▸ Task objective
The task calls for each line of the records below in which the word "sérum" appears.

▸ Supplied material
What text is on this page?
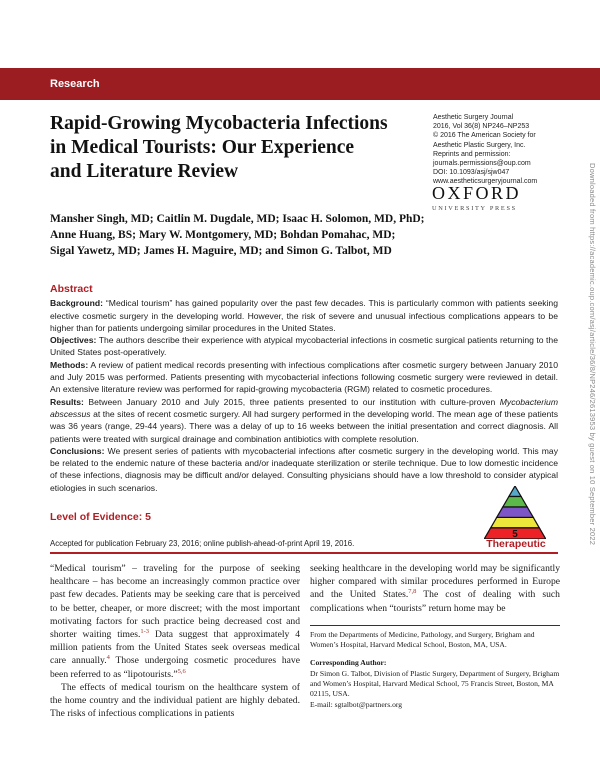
Research
Rapid-Growing Mycobacteria Infections
in Medical Tourists: Our Experience
and Literature Review
Aesthetic Surgery Journal
2016, Vol 36(8) NP246–NP253
© 2016 The American Society for
Aesthetic Plastic Surgery, Inc.
Reprints and permission:
journals.permissions@oup.com
DOI: 10.1093/asj/sjw047
www.aestheticsurgeryjournal.com
OXFORD
UNIVERSITY PRESS
Mansher Singh, MD; Caitlin M. Dugdale, MD; Isaac H. Solomon, MD, PhD;
Anne Huang, BS; Mary W. Montgomery, MD; Bohdan Pomahac, MD;
Sigal Yawetz, MD; James H. Maguire, MD; and Simon G. Talbot, MD
Abstract

Background: “Medical tourism” has gained popularity over the past few decades. This is particularly common with patients seeking elective cosmetic surgery in the developing world. However, the risk of severe and unusual infectious complications appears to be higher than for patients undergoing similar procedures in the United States.

Objectives: The authors describe their experience with atypical mycobacterial infections in cosmetic surgical patients returning to the United States post-operatively.

Methods: A review of patient medical records presenting with infectious complications after cosmetic surgery between January 2010 and July 2015 was performed. Patients presenting with mycobacterial infections following cosmetic surgery were reviewed in detail. An extensive literature review was performed for rapid-growing mycobacteria (RGM) related to cosmetic procedures.

Results: Between January 2010 and July 2015, three patients presented to our institution with culture-proven Mycobacterium abscessus at the sites of recent cosmetic surgery. All had surgery performed in the developing world. The mean age of these patients was 36 years (range, 29-44 years). There was a delay of up to 16 weeks between the initial presentation and correct diagnosis. All patients were treated with surgical drainage and combination antibiotics with complete resolution.

Conclusions: We present series of patients with mycobacterial infections after cosmetic surgery in the developing world. This may be related to the endemic nature of these bacteria and/or inadequate sterilization or sterile technique. Due to low domestic incidence of these infections, diagnosis may be difficult and/or delayed. Consulting physicians should have a low threshold to consider atypical etiologies in such scenarios.

Level of Evidence: 5
5
Therapeutic
Accepted for publication February 23, 2016; online publish-ahead-of-print April 19, 2016.

“Medical tourism” – traveling for the purpose of seeking healthcare – has become an increasingly common practice over past few decades. Patients may be seeking care that is perceived to be better, cheaper, or more discreet; with the most important motivating factors for such practice being decreased cost and shorter waiting times.$^{1-3}$ Data suggest that approximately 4 million patients from the United States seek overseas medical care annually.$^4$ Those undergoing cosmetic procedures have been referred to as “lipotourists.”$^{5,6}$

The effects of medical tourism on the healthcare system of the home country and the individual patient are highly debated. The risks of infectious complications in patients

seeking healthcare in the developing world may be significantly higher compared with similar procedures performed in Europe and the United States.$^{7,8}$ The cost of dealing with such complications when “tourists” return home may be

From the Departments of Medicine, Pathology, and Surgery, Brigham and Women’s Hospital, Harvard Medical School, Boston, MA, USA.

Corresponding Author:
Dr Simon G. Talbot, Division of Plastic Surgery, Department of Surgery, Brigham and Women’s Hospital, Harvard Medical School, 75 Francis Street, Boston, MA 02115, USA.
E-mail: sgtalbot@partners.org

Downloaded from https://academic.oup.com/asj/article/36/8/NP246/2613953 by guest on 10 September 2022
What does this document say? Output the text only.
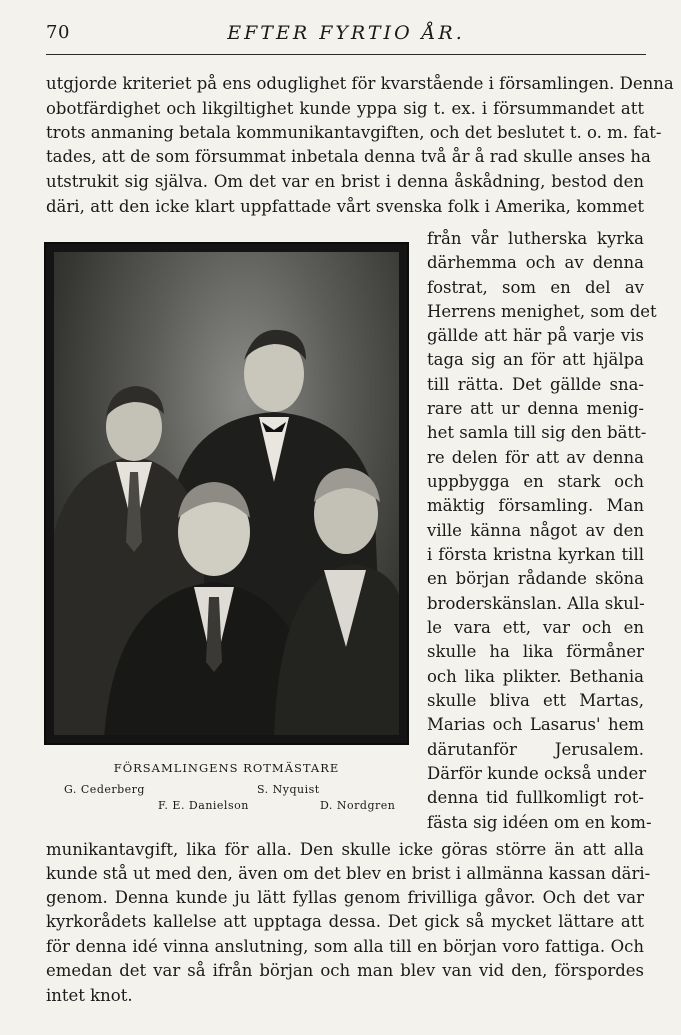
70	EFTER FYRTIO ÅR.
utgjorde kriteriet på ens oduglighet för kvarstående i församlingen. Denna
obotfärdighet och likgiltighet kunde yppa sig t. ex. i försummandet att
trots anmaning betala kommunikantavgiften, och det beslutet t. o. m. fat-
tades, att de som försummat inbetala denna två år å rad skulle anses ha
utstrukit sig själva. Om det var en brist i denna åskådning, bestod den
däri, att den icke klart uppfattade vårt svenska folk i Amerika, kommet
FÖRSAMLINGENS ROTMÄSTARE
G. Cederberg	S. Nyquist
F. E. Danielson	D. Nordgren
från vår lutherska kyrka
därhemma och av denna
fostrat, som en del av
Herrens menighet, som det
gällde att här på varje vis
taga sig an för att hjälpa
till rätta. Det gällde sna-
rare att ur denna menig-
het samla till sig den bätt-
re delen för att av denna
uppbygga en stark och
mäktig församling. Man
ville känna något av den
i första kristna kyrkan till
en början rådande sköna
broderskänslan. Alla skul-
le vara ett, var och en
skulle ha lika förmåner
och lika plikter. Bethania
skulle bliva ett Martas,
Marias och Lasarus' hem
därutanför Jerusalem.
Därför kunde också under
denna tid fullkomligt rot-
fästa sig idéen om en kom-
munikantavgift, lika för alla. Den skulle icke göras större än att alla
kunde stå ut med den, även om det blev en brist i allmänna kassan däri-
genom. Denna kunde ju lätt fyllas genom frivilliga gåvor. Och det var
kyrkorådets kallelse att upptaga dessa. Det gick så mycket lättare att
för denna idé vinna anslutning, som alla till en början voro fattiga. Och
emedan det var så ifrån början och man blev van vid den, förspordes
intet knot.
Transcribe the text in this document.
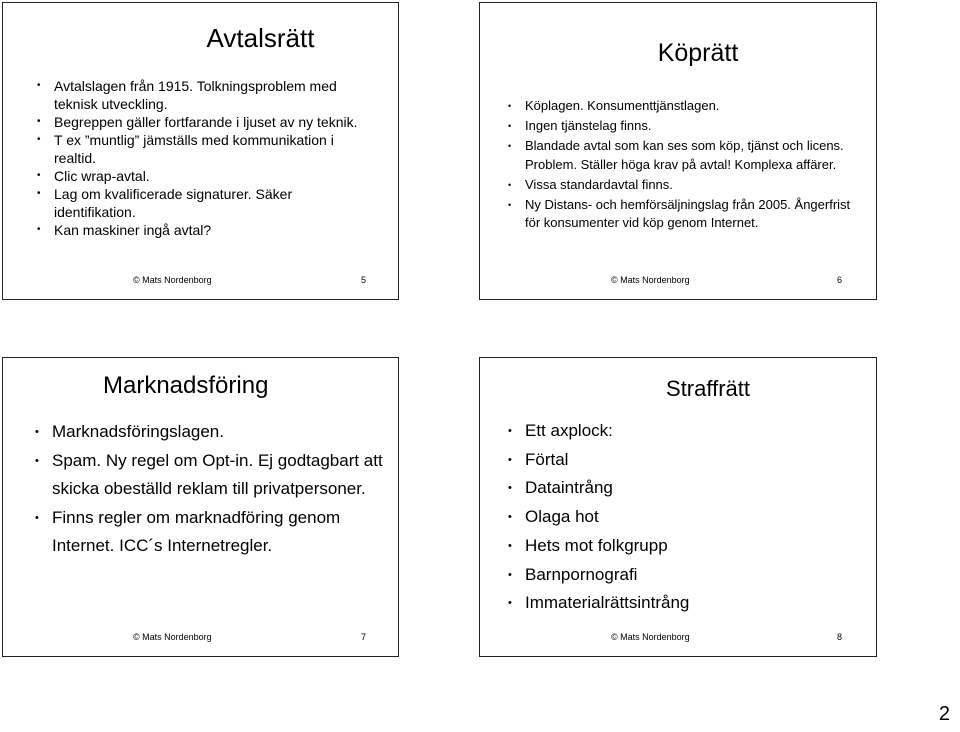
Avtalsrätt
• Avtalslagen från 1915. Tolkningsproblem med teknisk utveckling.
• Begreppen gäller fortfarande i ljuset av ny teknik.
• T ex ”muntlig” jämställs med kommunikation i realtid.
• Clic wrap-avtal.
• Lag om kvalificerade signaturer. Säker identifikation.
• Kan maskiner ingå avtal?
© Mats Nordenborg	5
Köprätt
• Köplagen. Konsumenttjänstlagen.
• Ingen tjänstelag finns.
• Blandade avtal som kan ses som köp, tjänst och licens. Problem. Ställer höga krav på avtal! Komplexa affärer.
• Vissa standardavtal finns.
• Ny Distans- och hemförsäljningslag från 2005. Ångerfrist för konsumenter vid köp genom Internet.
© Mats Nordenborg	6
Marknadsföring
• Marknadsföringslagen.
• Spam. Ny regel om Opt-in. Ej godtagbart att skicka obeställd reklam till privatpersoner.
• Finns regler om marknadföring genom Internet. ICC´s Internetregler.
© Mats Nordenborg	7
Straffrätt
• Ett axplock:
• Förtal
• Dataintrång
• Olaga hot
• Hets mot folkgrupp
• Barnpornografi
• Immaterialrättsintrång
© Mats Nordenborg	8
2
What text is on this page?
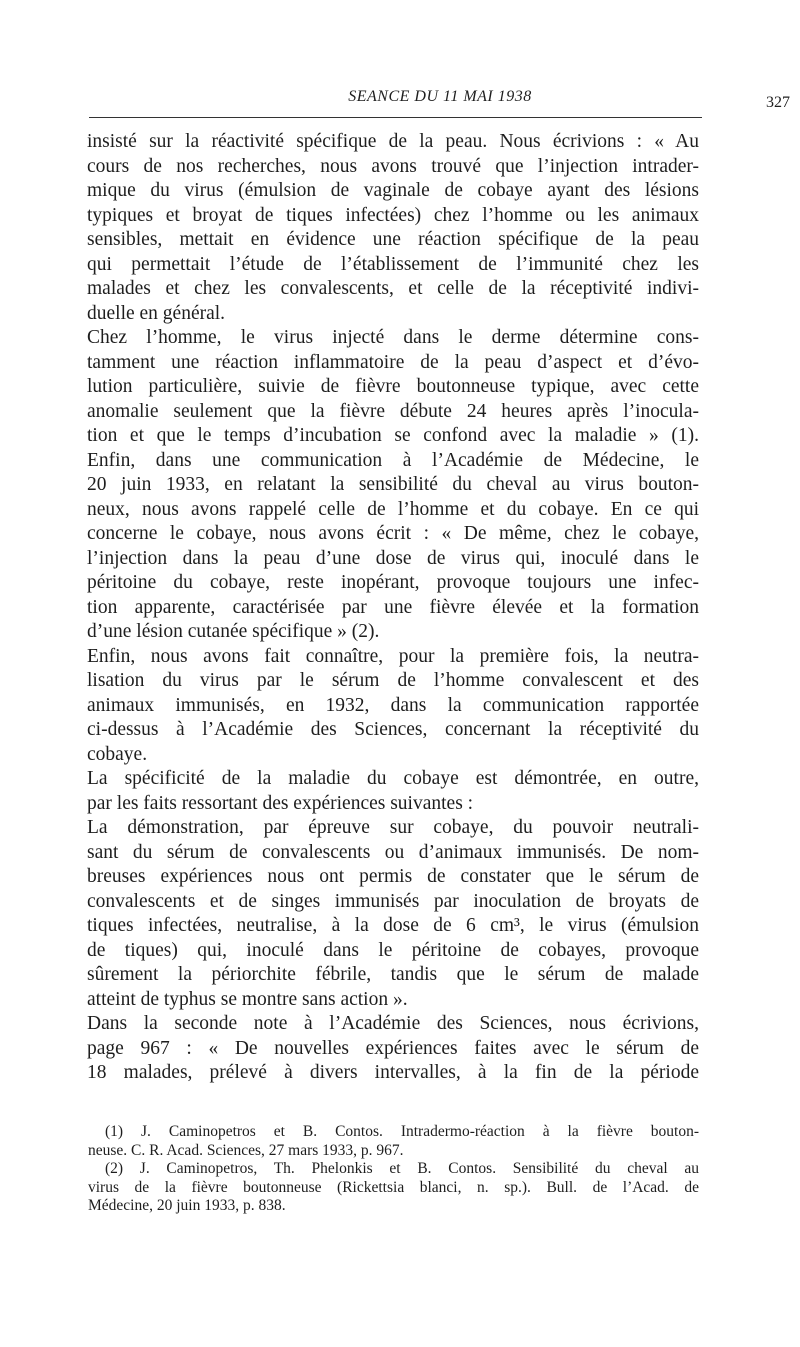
SEANCE DU 11 MAI 1938	327
insisté sur la réactivité spécifique de la peau. Nous écrivions : « Au
cours de nos recherches, nous avons trouvé que l’injection intrader-
mique du virus (émulsion de vaginale de cobaye ayant des lésions
typiques et broyat de tiques infectées) chez l’homme ou les animaux
sensibles, mettait en évidence une réaction spécifique de la peau
qui permettait l’étude de l’établissement de l’immunité chez les
malades et chez les convalescents, et celle de la réceptivité indivi-
duelle en général.
Chez l’homme, le virus injecté dans le derme détermine cons-
tamment une réaction inflammatoire de la peau d’aspect et d’évo-
lution particulière, suivie de fièvre boutonneuse typique, avec cette
anomalie seulement que la fièvre débute 24 heures après l’inocula-
tion et que le temps d’incubation se confond avec la maladie » (1).
Enfin, dans une communication à l’Académie de Médecine, le
20 juin 1933, en relatant la sensibilité du cheval au virus bouton-
neux, nous avons rappelé celle de l’homme et du cobaye. En ce qui
concerne le cobaye, nous avons écrit : « De même, chez le cobaye,
l’injection dans la peau d’une dose de virus qui, inoculé dans le
péritoine du cobaye, reste inopérant, provoque toujours une infec-
tion apparente, caractérisée par une fièvre élevée et la formation
d’une lésion cutanée spécifique » (2).
Enfin, nous avons fait connaître, pour la première fois, la neutra-
lisation du virus par le sérum de l’homme convalescent et des
animaux immunisés, en 1932, dans la communication rapportée
ci-dessus à l’Académie des Sciences, concernant la réceptivité du
cobaye.
La spécificité de la maladie du cobaye est démontrée, en outre,
par les faits ressortant des expériences suivantes :
La démonstration, par épreuve sur cobaye, du pouvoir neutrali-
sant du sérum de convalescents ou d’animaux immunisés. De nom-
breuses expériences nous ont permis de constater que le sérum de
convalescents et de singes immunisés par inoculation de broyats de
tiques infectées, neutralise, à la dose de 6 cm³, le virus (émulsion
de tiques) qui, inoculé dans le péritoine de cobayes, provoque
sûrement la périorchite fébrile, tandis que le sérum de malade
atteint de typhus se montre sans action ».
Dans la seconde note à l’Académie des Sciences, nous écrivions,
page 967 : « De nouvelles expériences faites avec le sérum de
18 malades, prélevé à divers intervalles, à la fin de la période
(1) J. Caminopetros et B. Contos. Intradermo-réaction à la fièvre bouton-
neuse. C. R. Acad. Sciences, 27 mars 1933, p. 967.
(2) J. Caminopetros, Th. Phelonkis et B. Contos. Sensibilité du cheval au
virus de la fièvre boutonneuse (Rickettsia blanci, n. sp.). Bull. de l’Acad. de
Médecine, 20 juin 1933, p. 838.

▸ Solution to the exercise
lisation du virus par le sérum de l’homme convalescent et des
sant du sérum de convalescents ou d’animaux immunisés. De nom-
breuses expériences nous ont permis de constater que le sérum de
sûrement la périorchite fébrile, tandis que le sérum de malade
page 967 : « De nouvelles expériences faites avec le sérum de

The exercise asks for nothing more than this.